[Lines of data]
--
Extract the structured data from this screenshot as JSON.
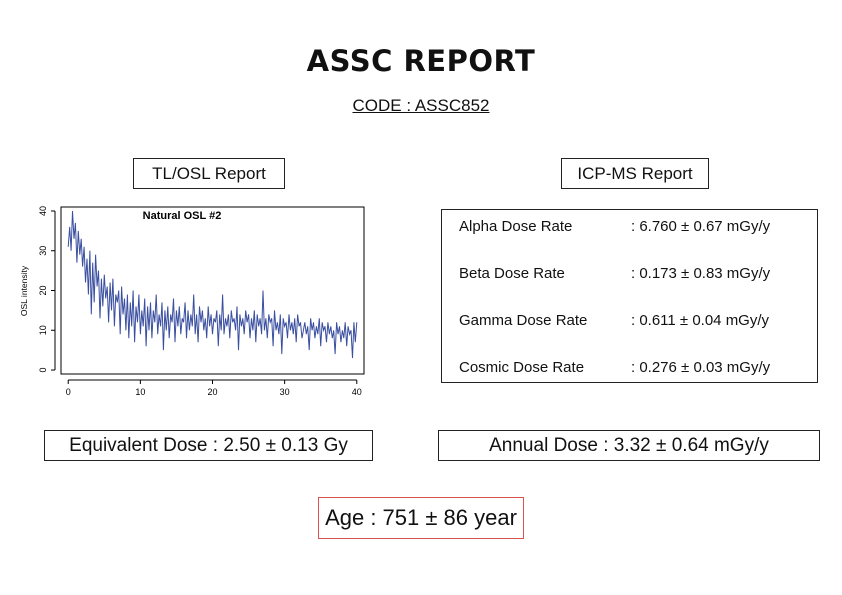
{
  "report": {
    "title": "ASSC REPORT",
    "code": "CODE : ASSC852"
  },
  "sections": {
    "tl_label": "TL/OSL Report",
    "icp_label": "ICP-MS Report"
  },
  "icp": {
    "rows": [
      {
        "label": "Alpha Dose Rate",
        "value": ": 6.760 ± 0.67 mGy/y"
      },
      {
        "label": "Beta Dose Rate",
        "value": ": 0.173 ± 0.83 mGy/y"
      },
      {
        "label": "Gamma Dose Rate",
        "value": ": 0.611 ± 0.04 mGy/y"
      },
      {
        "label": "Cosmic Dose Rate",
        "value": ": 0.276 ± 0.03 mGy/y"
      }
    ]
  },
  "results": {
    "equivalent_dose": "Equivalent Dose : 2.50 ± 0.13 Gy",
    "annual_dose": "Annual Dose : 3.32 ± 0.64 mGy/y",
    "age": "Age : 751 ± 86 year"
  },
  "colors": {
    "line": "#3a4fa0",
    "age_border": "#d9534f"
  },
  "chart_data": {
    "type": "line",
    "title": "Natural OSL #2",
    "xlabel": "",
    "ylabel": "OSL intensity",
    "xlim": [
      -1,
      41
    ],
    "ylim": [
      -1,
      41
    ],
    "xticks": [
      0,
      10,
      20,
      30,
      40
    ],
    "yticks": [
      0,
      10,
      20,
      30,
      40
    ],
    "grid": false,
    "series": [
      {
        "x": [
          0.0,
          0.2,
          0.4,
          0.6,
          0.8,
          1.0,
          1.2,
          1.4,
          1.6,
          1.8,
          2.0,
          2.2,
          2.4,
          2.6,
          2.8,
          3.0,
          3.2,
          3.4,
          3.6,
          3.8,
          4.0,
          4.2,
          4.4,
          4.6,
          4.8,
          5.0,
          5.2,
          5.4,
          5.6,
          5.8,
          6.0,
          6.2,
          6.4,
          6.6,
          6.8,
          7.0,
          7.2,
          7.4,
          7.6,
          7.8,
          8.0,
          8.2,
          8.4,
          8.6,
          8.8,
          9.0,
          9.2,
          9.4,
          9.6,
          9.8,
          10.0,
          10.2,
          10.4,
          10.6,
          10.8,
          11.0,
          11.2,
          11.4,
          11.6,
          11.8,
          12.0,
          12.2,
          12.4,
          12.6,
          12.8,
          13.0,
          13.2,
          13.4,
          13.6,
          13.8,
          14.0,
          14.2,
          14.4,
          14.6,
          14.8,
          15.0,
          15.2,
          15.4,
          15.6,
          15.8,
          16.0,
          16.2,
          16.4,
          16.6,
          16.8,
          17.0,
          17.2,
          17.4,
          17.6,
          17.8,
          18.0,
          18.2,
          18.4,
          18.6,
          18.8,
          19.0,
          19.2,
          19.4,
          19.6,
          19.8,
          20.0,
          20.2,
          20.4,
          20.6,
          20.8,
          21.0,
          21.2,
          21.4,
          21.6,
          21.8,
          22.0,
          22.2,
          22.4,
          22.6,
          22.8,
          23.0,
          23.2,
          23.4,
          23.6,
          23.8,
          24.0,
          24.2,
          24.4,
          24.6,
          24.8,
          25.0,
          25.2,
          25.4,
          25.6,
          25.8,
          26.0,
          26.2,
          26.4,
          26.6,
          26.8,
          27.0,
          27.2,
          27.4,
          27.6,
          27.8,
          28.0,
          28.2,
          28.4,
          28.6,
          28.8,
          29.0,
          29.2,
          29.4,
          29.6,
          29.8,
          30.0,
          30.2,
          30.4,
          30.6,
          30.8,
          31.0,
          31.2,
          31.4,
          31.6,
          31.8,
          32.0,
          32.2,
          32.4,
          32.6,
          32.8,
          33.0,
          33.2,
          33.4,
          33.6,
          33.8,
          34.0,
          34.2,
          34.4,
          34.6,
          34.8,
          35.0,
          35.2,
          35.4,
          35.6,
          35.8,
          36.0,
          36.2,
          36.4,
          36.6,
          36.8,
          37.0,
          37.2,
          37.4,
          37.6,
          37.8,
          38.0,
          38.2,
          38.4,
          38.6,
          38.8,
          39.0,
          39.2,
          39.4,
          39.6,
          39.8,
          40.0
        ],
        "y": [
          31,
          36,
          30,
          40,
          33,
          37,
          27,
          35,
          29,
          33,
          26,
          31,
          22,
          28,
          19,
          30,
          14,
          27,
          17,
          29,
          21,
          25,
          13,
          23,
          16,
          24,
          18,
          21,
          12,
          22,
          15,
          23,
          11,
          19,
          17,
          20,
          9,
          21,
          14,
          18,
          10,
          19,
          8,
          17,
          11,
          20,
          7,
          16,
          12,
          19,
          9,
          15,
          11,
          18,
          6,
          16,
          10,
          17,
          8,
          15,
          12,
          19,
          9,
          14,
          11,
          17,
          5,
          15,
          10,
          16,
          8,
          14,
          12,
          18,
          7,
          15,
          11,
          16,
          9,
          13,
          12,
          17,
          8,
          15,
          10,
          14,
          11,
          19,
          9,
          14,
          7,
          16,
          12,
          15,
          10,
          13,
          8,
          16,
          11,
          14,
          9,
          13,
          12,
          15,
          6,
          14,
          10,
          19,
          9,
          13,
          11,
          14,
          8,
          15,
          12,
          13,
          10,
          16,
          5,
          14,
          11,
          13,
          9,
          15,
          12,
          14,
          8,
          13,
          10,
          15,
          7,
          14,
          11,
          13,
          9,
          20,
          10,
          13,
          8,
          14,
          12,
          13,
          6,
          15,
          10,
          12,
          9,
          14,
          4,
          13,
          11,
          12,
          8,
          14,
          10,
          12,
          9,
          13,
          7,
          14,
          11,
          12,
          8,
          10,
          12,
          9,
          11,
          5,
          13,
          10,
          12,
          8,
          11,
          9,
          13,
          6,
          12,
          10,
          11,
          7,
          12,
          9,
          11,
          8,
          10,
          4,
          12,
          9,
          11,
          7,
          10,
          8,
          12,
          6,
          11,
          9,
          10,
          3,
          12,
          7,
          12
        ]
      }
    ]
  }
}
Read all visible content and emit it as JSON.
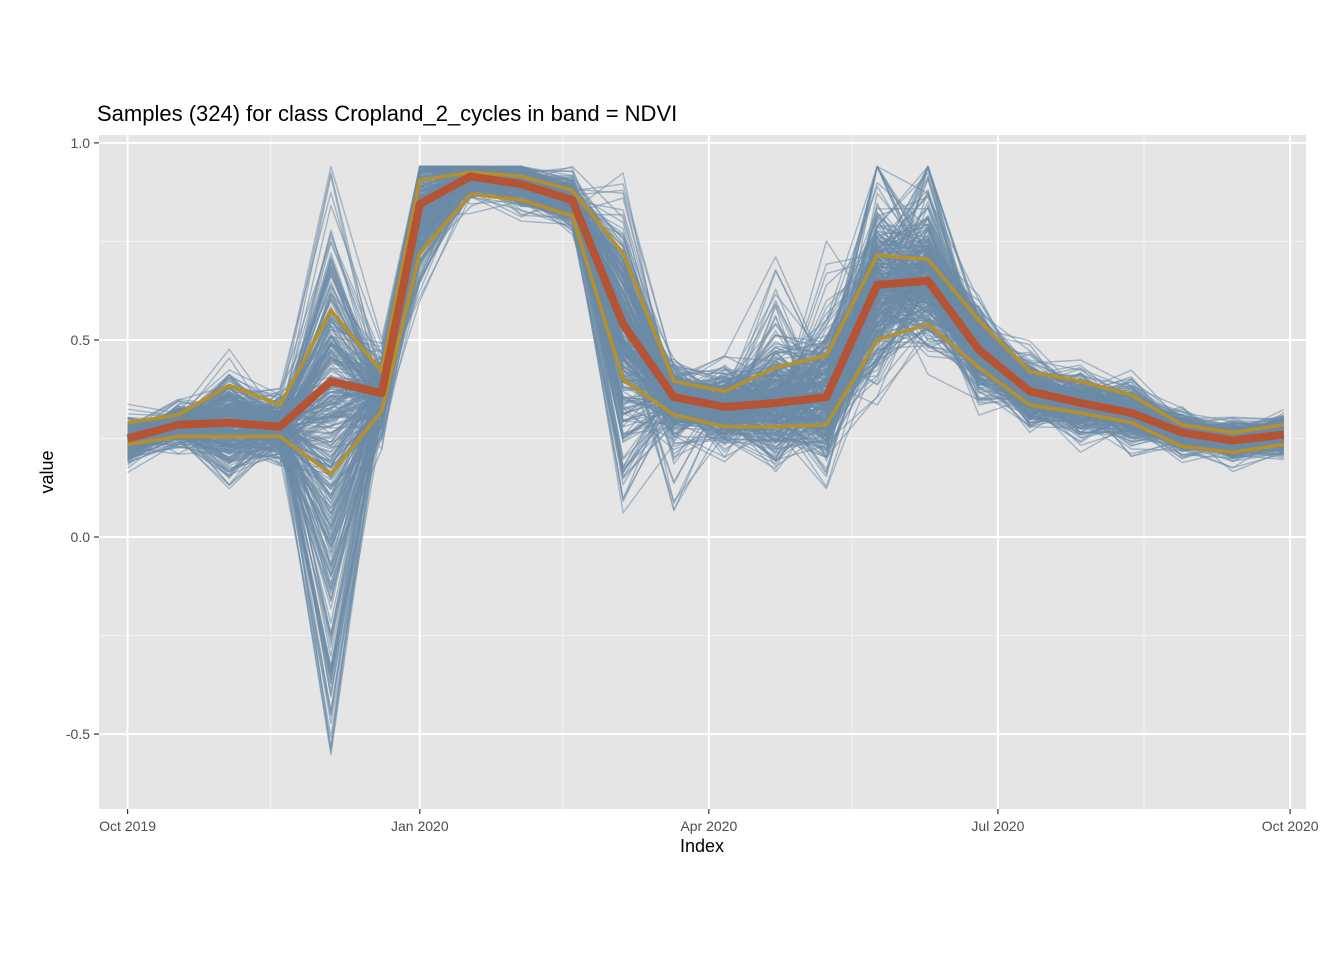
{
  "chart_data": {
    "type": "line",
    "title": "Samples (324) for class Cropland_2_cycles in band = NDVI",
    "xlabel": "Index",
    "ylabel": "value",
    "x_range": [
      "2019-09-22",
      "2020-10-06"
    ],
    "ylim": [
      -0.69,
      1.02
    ],
    "x_ticks": [
      {
        "date": "2019-10-01",
        "label": "Oct 2019"
      },
      {
        "date": "2020-01-01",
        "label": "Jan 2020"
      },
      {
        "date": "2020-04-01",
        "label": "Apr 2020"
      },
      {
        "date": "2020-07-01",
        "label": "Jul 2020"
      },
      {
        "date": "2020-10-01",
        "label": "Oct 2020"
      }
    ],
    "x_minor_ticks": [
      "2019-11-15",
      "2020-02-15",
      "2020-05-16",
      "2020-08-16"
    ],
    "y_ticks": [
      {
        "value": -0.5,
        "label": "-0.5"
      },
      {
        "value": 0.0,
        "label": "0.0"
      },
      {
        "value": 0.5,
        "label": "0.5"
      },
      {
        "value": 1.0,
        "label": "1.0"
      }
    ],
    "grid": true,
    "legend": "none",
    "sample_count": 324,
    "x": [
      "2019-10-01",
      "2019-10-17",
      "2019-11-02",
      "2019-11-18",
      "2019-12-04",
      "2019-12-20",
      "2020-01-01",
      "2020-01-17",
      "2020-02-02",
      "2020-02-18",
      "2020-03-05",
      "2020-03-21",
      "2020-04-06",
      "2020-04-22",
      "2020-05-08",
      "2020-05-24",
      "2020-06-09",
      "2020-06-25",
      "2020-07-11",
      "2020-07-27",
      "2020-08-12",
      "2020-08-28",
      "2020-09-13",
      "2020-09-29"
    ],
    "series": [
      {
        "role": "median",
        "color": "#b55435",
        "values": [
          0.25,
          0.285,
          0.29,
          0.28,
          0.395,
          0.365,
          0.845,
          0.915,
          0.895,
          0.855,
          0.54,
          0.355,
          0.33,
          0.34,
          0.355,
          0.64,
          0.65,
          0.475,
          0.37,
          0.34,
          0.315,
          0.265,
          0.245,
          0.26
        ]
      },
      {
        "role": "upper_quantile",
        "color": "#b8902a",
        "values": [
          0.29,
          0.31,
          0.385,
          0.335,
          0.575,
          0.42,
          0.905,
          0.925,
          0.915,
          0.88,
          0.72,
          0.395,
          0.37,
          0.43,
          0.46,
          0.715,
          0.705,
          0.55,
          0.42,
          0.395,
          0.36,
          0.285,
          0.265,
          0.285
        ]
      },
      {
        "role": "lower_quantile",
        "color": "#b8902a",
        "values": [
          0.235,
          0.255,
          0.255,
          0.255,
          0.16,
          0.32,
          0.72,
          0.87,
          0.855,
          0.815,
          0.4,
          0.31,
          0.28,
          0.28,
          0.285,
          0.5,
          0.54,
          0.43,
          0.335,
          0.315,
          0.29,
          0.23,
          0.215,
          0.235
        ]
      }
    ],
    "sample_lines": {
      "color": "#6c8aa6",
      "count": 324
    }
  }
}
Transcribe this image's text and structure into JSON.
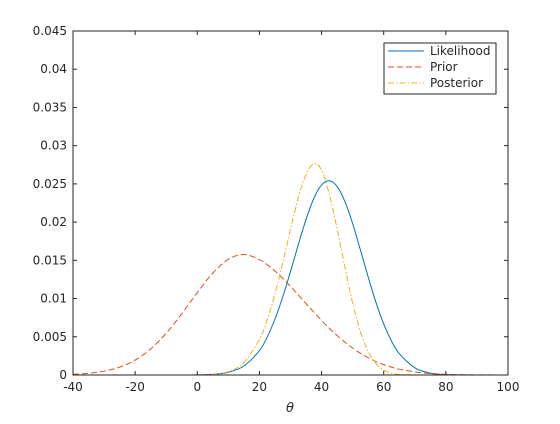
{
  "chart_data": {
    "type": "line",
    "title": "",
    "xlabel": "θ",
    "ylabel": "",
    "xlim": [
      -40,
      100
    ],
    "ylim": [
      0,
      0.045
    ],
    "xticks": [
      -40,
      -20,
      0,
      20,
      40,
      60,
      80,
      100
    ],
    "xtick_labels": [
      "-40",
      "-20",
      "0",
      "20",
      "40",
      "60",
      "80",
      "100"
    ],
    "yticks": [
      0,
      0.005,
      0.01,
      0.015,
      0.02,
      0.025,
      0.03,
      0.035,
      0.04,
      0.045
    ],
    "ytick_labels": [
      "0",
      "0.005",
      "0.01",
      "0.015",
      "0.02",
      "0.025",
      "0.03",
      "0.035",
      "0.04",
      "0.045"
    ],
    "grid": false,
    "legend_position": "top-right",
    "x": [
      -40,
      -35,
      -30,
      -25,
      -20,
      -15,
      -10,
      -5,
      0,
      5,
      10,
      15,
      20,
      22.5,
      25,
      27.5,
      30,
      32.5,
      35,
      37.5,
      40,
      42.5,
      45,
      47.5,
      50,
      52.5,
      55,
      57.5,
      60,
      62.5,
      65,
      70,
      75,
      80,
      85,
      90,
      95,
      100
    ],
    "series": [
      {
        "name": "Likelihood",
        "color": "#0072BD",
        "dash": "solid",
        "values": [
          0,
          0,
          0,
          0,
          0,
          0,
          0,
          0,
          2e-05,
          9e-05,
          0.00036,
          0.00118,
          0.00319,
          0.00496,
          0.00731,
          0.0102,
          0.01353,
          0.01703,
          0.02035,
          0.02309,
          0.02486,
          0.02541,
          0.02467,
          0.0227,
          0.0198,
          0.01636,
          0.01282,
          0.00951,
          0.00668,
          0.00445,
          0.0028,
          0.00094,
          0.00025,
          5e-05,
          1e-05,
          0,
          0,
          0
        ]
      },
      {
        "name": "Prior",
        "color": "#D95319",
        "dash": "dashed",
        "values": [
          9e-05,
          0.00022,
          0.0005,
          0.00103,
          0.00195,
          0.00341,
          0.00546,
          0.00801,
          0.01079,
          0.01333,
          0.01513,
          0.01577,
          0.0151,
          0.01443,
          0.0136,
          0.01264,
          0.01159,
          0.01048,
          0.00935,
          0.00823,
          0.00714,
          0.00611,
          0.00516,
          0.0043,
          0.00352,
          0.00284,
          0.00226,
          0.00176,
          0.00136,
          0.00103,
          0.00076,
          0.0004,
          0.0002,
          9e-05,
          4e-05,
          2e-05,
          1e-05,
          0
        ]
      },
      {
        "name": "Posterior",
        "color": "#EDB120",
        "dash": "dashdot",
        "values": [
          0,
          0,
          0,
          0,
          0,
          0,
          0,
          0,
          2e-05,
          0.0001,
          0.00045,
          0.00162,
          0.00464,
          0.00722,
          0.01062,
          0.0147,
          0.01906,
          0.02315,
          0.02623,
          0.02762,
          0.02681,
          0.02362,
          0.01914,
          0.01414,
          0.00941,
          0.00568,
          0.00308,
          0.00148,
          0.00063,
          0.00024,
          8e-05,
          1e-05,
          0,
          0,
          0,
          0,
          0,
          0
        ]
      }
    ]
  }
}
--
Say how many lines contain the string "name", giving nothing but the count.

- _THE RESPONSE_:
3